>> BEGIN Source extract

Jane Sawyer CV
Jane Sawyer holds a Bachelor of Education(Art/Craft) from Victoria College of Education and Master of Arts (Fine Art) by Research (Ceramics) from RMIT University. Her professional studio experience includes traineeships with Andrew Halford at Kinka Pottery, Sydney (1982–85) and Shussai-Gama, Shimane, Japan, (1985–87) and private practices in Edinburgh, Scotland,(1987–89) and Melbourne, Australia (1990–present). Sawyer was a guest artist at Clay Feast, Gulgong, NSW (2001)and Tableware: Form & Design at the research centre of The Museum of International Ceramic Art, Denmark (2002) and represented Australia at COLLECT at the V&A Museum, London (2008). She contributes widely to ceramic education with lecturing experience at the University of Southern Queensland, RMIT University, Box Hill Insitiute of TAFE and Preshil, the Margaret Lyttle Memorial School. She established and continues to operate a private school called Slow Clay, specialising in Japanese wheel-throwing techniques to advanced students.

>> END Source extract
>> BEGIN Supplied information

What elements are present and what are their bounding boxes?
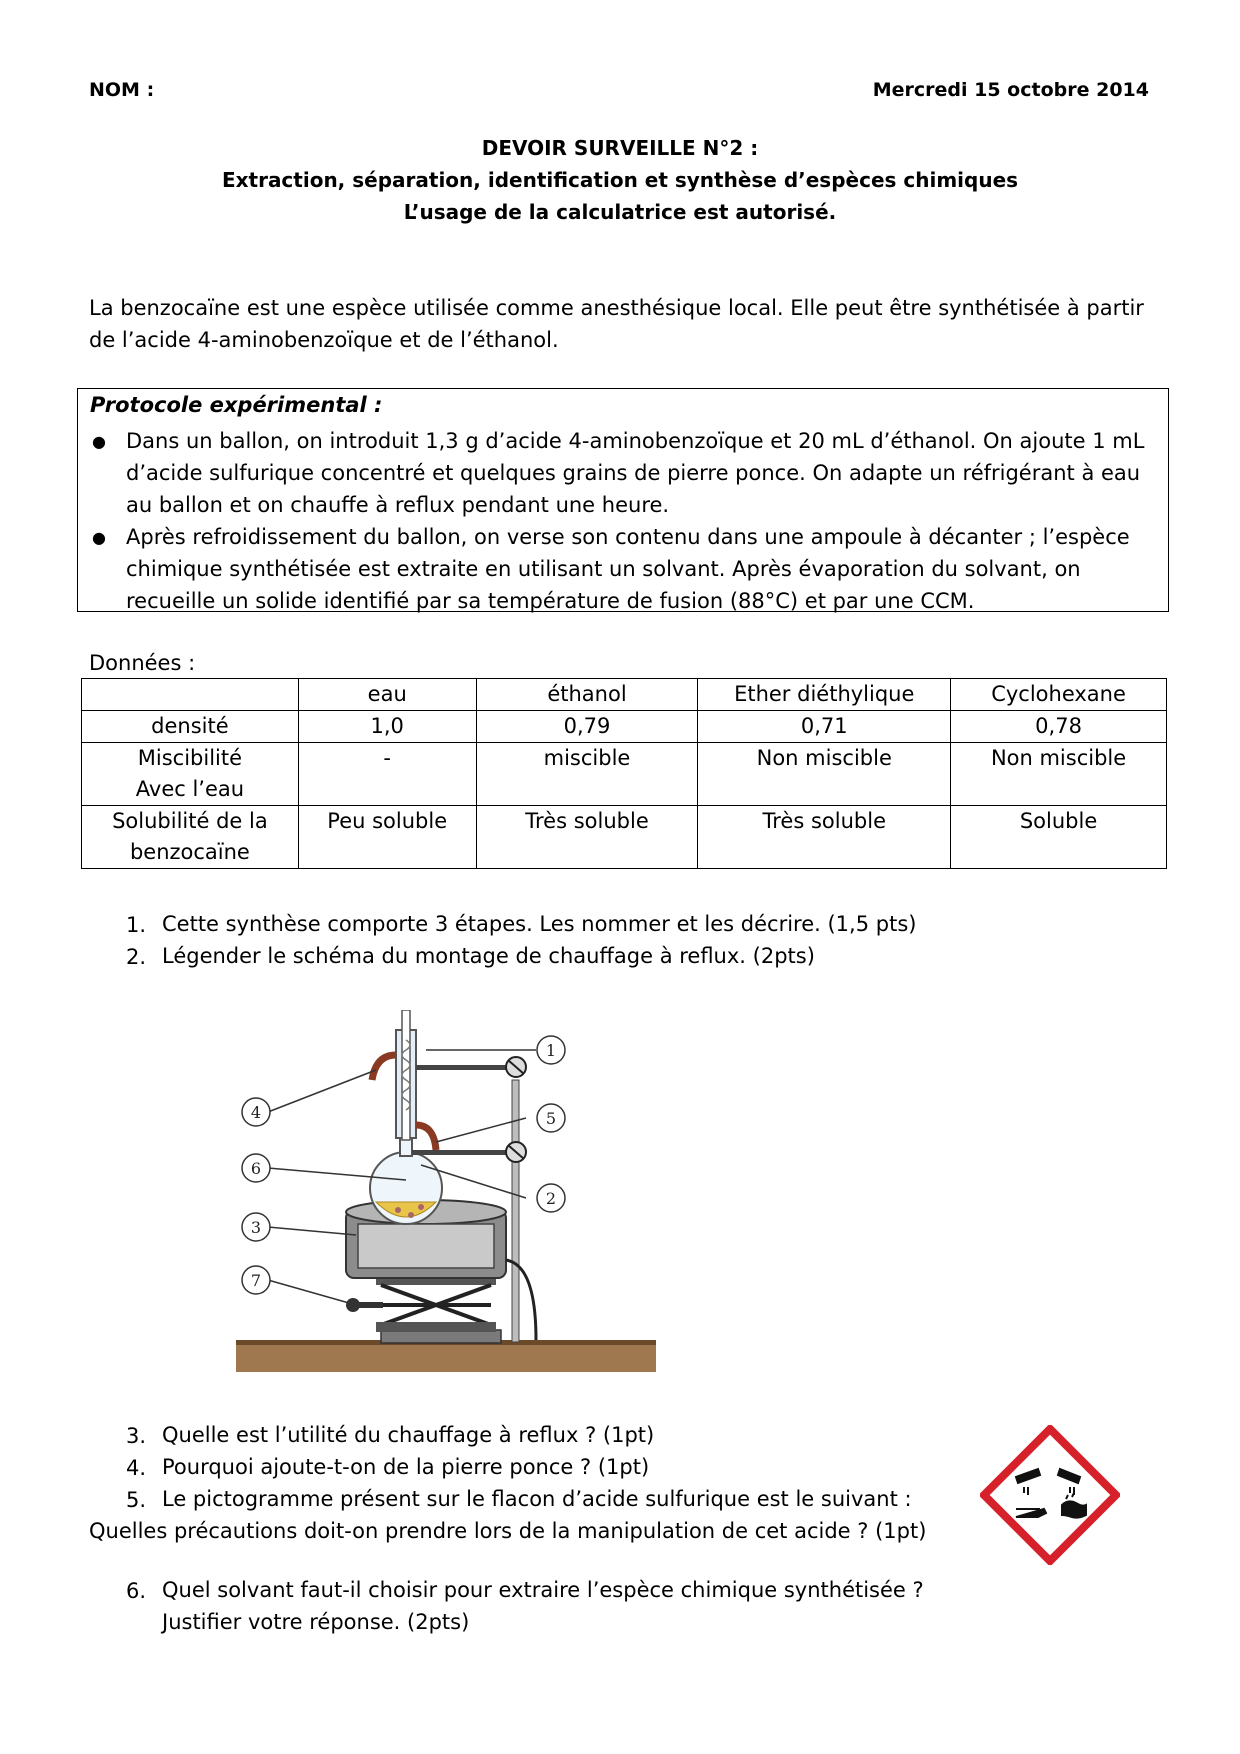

>> END Supplied information

_Stated exercise:_
Answer these questions using the Jane Sawyer CV:
1. Which university awarded her Master of Arts?
2. During which years did she run a private practice in Edinburgh?
3. At what event did she represent Australia in 2008?
You can leave the lines aside; nothing here depends on them.

_Solution to the exercise:_
1. RMIT University
2. 1987–89
3. COLLECT at the V&A Museum, London